Written problem = Give all of the lines again, with nothing added or dropped.
# start of Records to process
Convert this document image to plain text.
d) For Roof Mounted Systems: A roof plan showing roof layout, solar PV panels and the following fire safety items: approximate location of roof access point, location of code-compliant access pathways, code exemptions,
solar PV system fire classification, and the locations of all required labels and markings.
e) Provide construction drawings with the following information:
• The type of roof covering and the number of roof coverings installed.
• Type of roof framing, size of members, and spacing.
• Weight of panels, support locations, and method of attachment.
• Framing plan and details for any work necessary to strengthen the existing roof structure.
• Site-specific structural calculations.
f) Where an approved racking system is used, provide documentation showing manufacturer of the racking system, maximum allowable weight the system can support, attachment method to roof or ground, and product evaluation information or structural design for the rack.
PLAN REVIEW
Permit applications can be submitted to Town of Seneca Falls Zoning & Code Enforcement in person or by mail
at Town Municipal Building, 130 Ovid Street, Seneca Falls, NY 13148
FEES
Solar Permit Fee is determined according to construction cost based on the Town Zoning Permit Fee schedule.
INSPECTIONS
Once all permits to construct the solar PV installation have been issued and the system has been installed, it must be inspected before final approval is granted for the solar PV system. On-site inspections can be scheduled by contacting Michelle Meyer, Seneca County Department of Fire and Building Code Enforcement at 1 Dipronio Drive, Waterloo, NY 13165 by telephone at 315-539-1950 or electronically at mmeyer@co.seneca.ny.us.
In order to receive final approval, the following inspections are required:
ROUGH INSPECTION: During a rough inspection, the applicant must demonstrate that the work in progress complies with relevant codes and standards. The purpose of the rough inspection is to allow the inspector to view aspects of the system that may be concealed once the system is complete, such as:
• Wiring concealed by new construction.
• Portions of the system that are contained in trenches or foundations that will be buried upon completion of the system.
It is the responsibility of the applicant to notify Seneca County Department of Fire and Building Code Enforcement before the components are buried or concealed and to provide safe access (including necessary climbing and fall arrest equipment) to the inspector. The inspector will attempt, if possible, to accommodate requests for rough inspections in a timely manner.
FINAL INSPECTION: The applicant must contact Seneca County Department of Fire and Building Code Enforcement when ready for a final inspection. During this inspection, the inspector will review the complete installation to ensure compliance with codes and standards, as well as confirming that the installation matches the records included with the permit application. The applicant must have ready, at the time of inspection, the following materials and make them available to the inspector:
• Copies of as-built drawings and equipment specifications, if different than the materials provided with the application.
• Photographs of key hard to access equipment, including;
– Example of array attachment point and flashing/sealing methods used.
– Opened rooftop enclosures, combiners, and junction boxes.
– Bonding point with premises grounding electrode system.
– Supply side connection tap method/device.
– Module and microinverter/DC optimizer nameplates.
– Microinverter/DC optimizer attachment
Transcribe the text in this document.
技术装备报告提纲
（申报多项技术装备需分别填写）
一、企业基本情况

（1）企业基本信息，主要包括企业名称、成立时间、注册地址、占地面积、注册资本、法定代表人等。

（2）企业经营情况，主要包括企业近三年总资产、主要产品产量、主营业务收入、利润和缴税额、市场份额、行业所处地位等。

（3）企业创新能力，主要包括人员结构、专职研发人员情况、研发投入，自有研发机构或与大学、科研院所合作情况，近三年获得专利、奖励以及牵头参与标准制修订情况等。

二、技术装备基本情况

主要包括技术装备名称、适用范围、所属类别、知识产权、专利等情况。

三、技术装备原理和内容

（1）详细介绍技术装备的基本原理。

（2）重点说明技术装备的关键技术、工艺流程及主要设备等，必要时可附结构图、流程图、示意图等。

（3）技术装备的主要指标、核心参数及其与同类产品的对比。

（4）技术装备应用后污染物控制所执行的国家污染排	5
# end of Records to process
Response to the exercise =
Convert this document image to plain text.
d) For Roof Mounted Systems: A roof plan showing roof layout, solar PV panels and the following fire safety items: approximate location of roof access point, location of code-compliant access pathways, code exemptions,
solar PV system fire classification, and the locations of all required labels and markings.
e) Provide construction drawings with the following information:
• The type of roof covering and the number of roof coverings installed.
• Type of roof framing, size of members, and spacing.
• Weight of panels, support locations, and method of attachment.
• Framing plan and details for any work necessary to strengthen the existing roof structure.
• Site-specific structural calculations.
f) Where an approved racking system is used, provide documentation showing manufacturer of the racking system, maximum allowable weight the system can support, attachment method to roof or ground, and product evaluation information or structural design for the rack.
PLAN REVIEW
Permit applications can be submitted to Town of Seneca Falls Zoning & Code Enforcement in person or by mail
at Town Municipal Building, 130 Ovid Street, Seneca Falls, NY 13148
FEES
Solar Permit Fee is determined according to construction cost based on the Town Zoning Permit Fee schedule.
INSPECTIONS
Once all permits to construct the solar PV installation have been issued and the system has been installed, it must be inspected before final approval is granted for the solar PV system. On-site inspections can be scheduled by contacting Michelle Meyer, Seneca County Department of Fire and Building Code Enforcement at 1 Dipronio Drive, Waterloo, NY 13165 by telephone at 315-539-1950 or electronically at mmeyer@co.seneca.ny.us.
In order to receive final approval, the following inspections are required:
ROUGH INSPECTION: During a rough inspection, the applicant must demonstrate that the work in progress complies with relevant codes and standards. The purpose of the rough inspection is to allow the inspector to view aspects of the system that may be concealed once the system is complete, such as:
• Wiring concealed by new construction.
• Portions of the system that are contained in trenches or foundations that will be buried upon completion of the system.
It is the responsibility of the applicant to notify Seneca County Department of Fire and Building Code Enforcement before the components are buried or concealed and to provide safe access (including necessary climbing and fall arrest equipment) to the inspector. The inspector will attempt, if possible, to accommodate requests for rough inspections in a timely manner.
FINAL INSPECTION: The applicant must contact Seneca County Department of Fire and Building Code Enforcement when ready for a final inspection. During this inspection, the inspector will review the complete installation to ensure compliance with codes and standards, as well as confirming that the installation matches the records included with the permit application. The applicant must have ready, at the time of inspection, the following materials and make them available to the inspector:
• Copies of as-built drawings and equipment specifications, if different than the materials provided with the application.
• Photographs of key hard to access equipment, including;
– Example of array attachment point and flashing/sealing methods used.
– Opened rooftop enclosures, combiners, and junction boxes.
– Bonding point with premises grounding electrode system.
– Supply side connection tap method/device.
– Module and microinverter/DC optimizer nameplates.
– Microinverter/DC optimizer attachment
Transcribe the text in this document.
技术装备报告提纲
（申报多项技术装备需分别填写）
一、企业基本情况

（1）企业基本信息，主要包括企业名称、成立时间、注册地址、占地面积、注册资本、法定代表人等。

（2）企业经营情况，主要包括企业近三年总资产、主要产品产量、主营业务收入、利润和缴税额、市场份额、行业所处地位等。

（3）企业创新能力，主要包括人员结构、专职研发人员情况、研发投入，自有研发机构或与大学、科研院所合作情况，近三年获得专利、奖励以及牵头参与标准制修订情况等。

二、技术装备基本情况

主要包括技术装备名称、适用范围、所属类别、知识产权、专利等情况。

三、技术装备原理和内容

（1）详细介绍技术装备的基本原理。

（2）重点说明技术装备的关键技术、工艺流程及主要设备等，必要时可附结构图、流程图、示意图等。

（3）技术装备的主要指标、核心参数及其与同类产品的对比。

（4）技术装备应用后污染物控制所执行的国家污染排	5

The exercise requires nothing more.